#### EXTRAIT FOURNI ####

Les sacres épiscopaux de 1988 ont-ils porté atteinte à un élément essentiel de la foi catholique : l’unité de l’Eglise ?
Dans le deuxième entretien, de la rubrique « théologie », publié sur la page du 27 avril 2022 du site « Claves.org », le Père de Blignières indique quel est, selon lui, « le critère pour évaluer les sacres de 1988 ». Les prêtres et les fidèles qui n’ont pas voulu suivre Mgr Lefebvre n’auraient pas agi en vertu d’une conception erronée de l’obéissance, ni non plus de façon purement tactique ou en vue d’obtenir un quelconque avantage. Ce qui aurait été et serait en cause, « c’est un jugement de fond sur la communion hiérarchique comme élément essentiel de la foi et de la structure de l’Eglise catholique ». En effet, le sacre épiscopal accompli contre la volonté du Pape serait « un acte intrinsèquement mauvais parce qu’il porte atteinte à un élément de foi catholique ». Cet élément est que, pour être non seulement validement mais légitimement sacré, un évêque doit recevoir la consécration épiscopale « au sein de la communion hiérarchique entre tous les évêques catholiques », dont le garant est l’évêque de Rome, le successeur de Pierre. De la sorte, la consécration épiscopale, reçue sans l’institution pontificale, constitue « un très grave attentat à l’unité même de l’Eglise ».
2. Le Père de Blignières se réfère ici à l’Encyclique Ad apostolorum Principis de Pie XII ainsi qu’au numéro 4 du Motu proprio Ecclesia Dei afflicta. Pourtant, ni l’un ni l’autre de ces deux textes cités ne sont pertinents pour évaluer les sacres du 30 juin 1988.

####

● **TÂCHE A**:
Mettez à jour le passage de l'extrait fourni qui commence à « 2. Le Père de » et se termine à « 30 juin 1988. », en y remplaçant « pertinents » par « décisifs ».

#### DONNÉES ####

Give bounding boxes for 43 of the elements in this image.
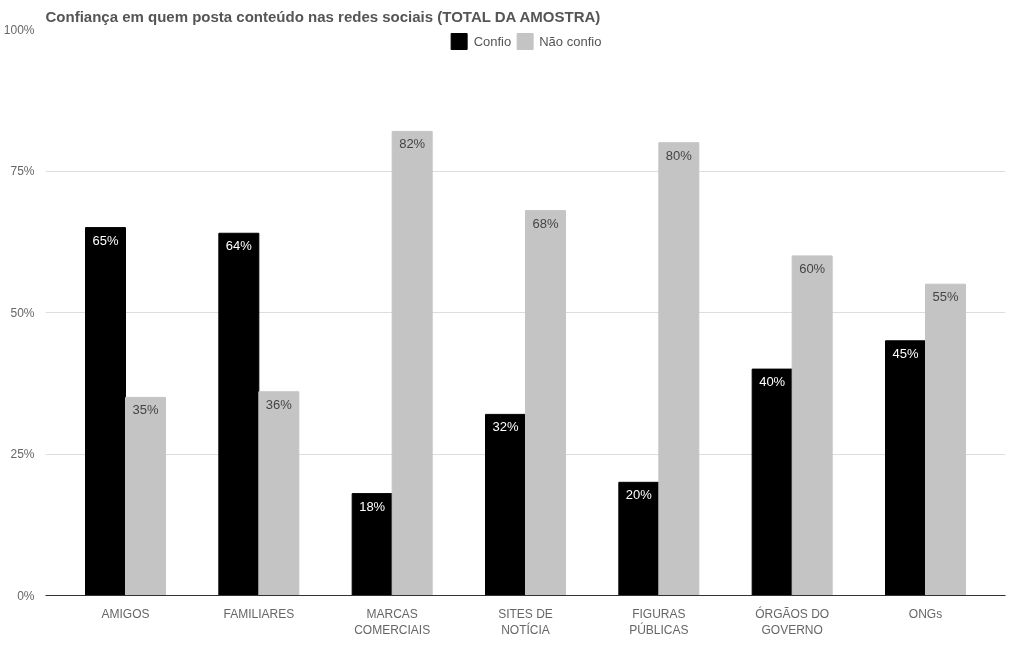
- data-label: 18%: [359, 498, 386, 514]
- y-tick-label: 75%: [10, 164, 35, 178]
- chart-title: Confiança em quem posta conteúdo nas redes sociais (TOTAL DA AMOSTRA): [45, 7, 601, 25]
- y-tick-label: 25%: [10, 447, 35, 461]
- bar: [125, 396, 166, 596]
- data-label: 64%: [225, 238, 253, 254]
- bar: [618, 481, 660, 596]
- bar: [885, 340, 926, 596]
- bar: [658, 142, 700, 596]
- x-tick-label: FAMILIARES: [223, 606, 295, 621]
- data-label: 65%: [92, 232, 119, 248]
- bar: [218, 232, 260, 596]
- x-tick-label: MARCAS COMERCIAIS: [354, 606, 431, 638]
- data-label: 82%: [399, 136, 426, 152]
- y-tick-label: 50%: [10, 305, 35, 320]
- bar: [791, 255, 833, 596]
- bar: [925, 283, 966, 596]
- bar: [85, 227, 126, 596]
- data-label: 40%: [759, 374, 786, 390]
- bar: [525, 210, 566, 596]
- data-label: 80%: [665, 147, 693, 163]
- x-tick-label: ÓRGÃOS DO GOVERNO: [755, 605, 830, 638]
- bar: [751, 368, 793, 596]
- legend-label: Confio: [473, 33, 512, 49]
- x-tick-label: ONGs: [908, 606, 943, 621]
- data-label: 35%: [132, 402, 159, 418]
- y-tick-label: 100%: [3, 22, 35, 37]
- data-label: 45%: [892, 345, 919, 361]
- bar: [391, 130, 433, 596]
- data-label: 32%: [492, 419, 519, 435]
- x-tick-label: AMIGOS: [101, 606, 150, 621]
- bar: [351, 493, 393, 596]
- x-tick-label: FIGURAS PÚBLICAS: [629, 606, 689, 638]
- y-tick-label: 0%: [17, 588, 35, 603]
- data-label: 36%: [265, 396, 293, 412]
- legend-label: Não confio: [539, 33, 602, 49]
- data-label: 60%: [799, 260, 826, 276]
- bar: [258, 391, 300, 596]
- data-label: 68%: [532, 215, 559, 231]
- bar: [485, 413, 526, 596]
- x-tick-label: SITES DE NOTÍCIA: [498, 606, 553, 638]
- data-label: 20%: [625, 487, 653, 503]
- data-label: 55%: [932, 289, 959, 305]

####
#### DONNÉES ####

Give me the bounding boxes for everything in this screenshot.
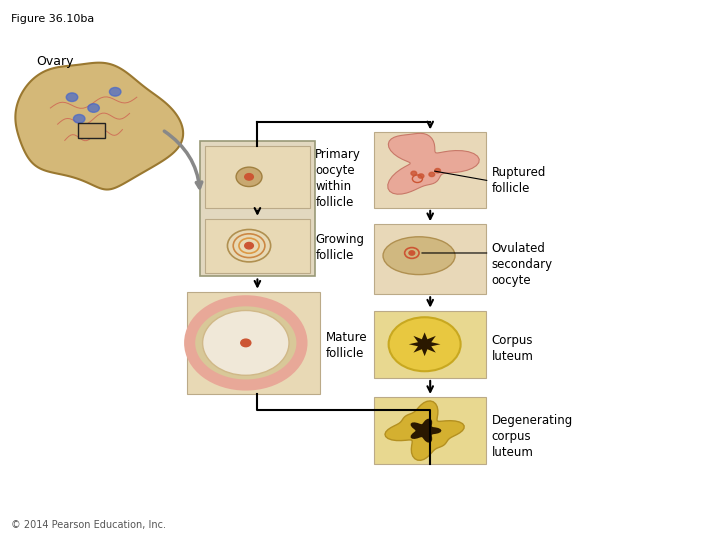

####

● **TÂCHE B**:
Recopiez telles quelles les lignes du listing, en commençant par celle qui contient « Give bounding boxes » et en terminant par celle qui contient « - data-label: 55%: [932, 289, 959, 305] », ces deux lignes comprises. N'incluez pas les images dans votre réponse.

● **SOLUTION PROPOSÉE A**:
2. Le Père de Blignières se réfère ici à l’Encyclique Ad apostolorum Principis de Pie XII ainsi qu’au numéro 4 du Motu proprio Ecclesia Dei afflicta. Pourtant, ni l’un ni l’autre de ces deux textes cités ne sont décisifs pour évaluer les sacres du 30 juin 1988.

● **SOLUTION PROPOSÉE B**:
Give bounding boxes for 43 of the elements in this image.
- data-label: 18%: [359, 498, 386, 514]
- y-tick-label: 75%: [10, 164, 35, 178]
- chart-title: Confiança em quem posta conteúdo nas redes sociais (TOTAL DA AMOSTRA): [45, 7, 601, 25]
- y-tick-label: 25%: [10, 447, 35, 461]
- bar: [125, 396, 166, 596]
- data-label: 64%: [225, 238, 253, 254]
- bar: [618, 481, 660, 596]
- bar: [885, 340, 926, 596]
- bar: [658, 142, 700, 596]
- x-tick-label: FAMILIARES: [223, 606, 295, 621]
- data-label: 65%: [92, 232, 119, 248]
- bar: [218, 232, 260, 596]
- x-tick-label: MARCAS COMERCIAIS: [354, 606, 431, 638]
- data-label: 82%: [399, 136, 426, 152]
- y-tick-label: 50%: [10, 305, 35, 320]
- bar: [791, 255, 833, 596]
- bar: [925, 283, 966, 596]
- bar: [85, 227, 126, 596]
- data-label: 40%: [759, 374, 786, 390]
- bar: [525, 210, 566, 596]
- data-label: 80%: [665, 147, 693, 163]
- x-tick-label: ÓRGÃOS DO GOVERNO: [755, 605, 830, 638]
- bar: [751, 368, 793, 596]
- legend-label: Confio: [473, 33, 512, 49]
- x-tick-label: ONGs: [908, 606, 943, 621]
- data-label: 35%: [132, 402, 159, 418]
- y-tick-label: 100%: [3, 22, 35, 37]
- data-label: 45%: [892, 345, 919, 361]
- bar: [391, 130, 433, 596]
- data-label: 32%: [492, 419, 519, 435]
- x-tick-label: AMIGOS: [101, 606, 150, 621]
- bar: [351, 493, 393, 596]
- x-tick-label: FIGURAS PÚBLICAS: [629, 606, 689, 638]
- y-tick-label: 0%: [17, 588, 35, 603]
- data-label: 36%: [265, 396, 293, 412]
- legend-label: Não confio: [539, 33, 602, 49]
- data-label: 60%: [799, 260, 826, 276]
- bar: [258, 391, 300, 596]
- data-label: 68%: [532, 215, 559, 231]
- bar: [485, 413, 526, 596]
- x-tick-label: SITES DE NOTÍCIA: [498, 606, 553, 638]
- data-label: 20%: [625, 487, 653, 503]
- data-label: 55%: [932, 289, 959, 305]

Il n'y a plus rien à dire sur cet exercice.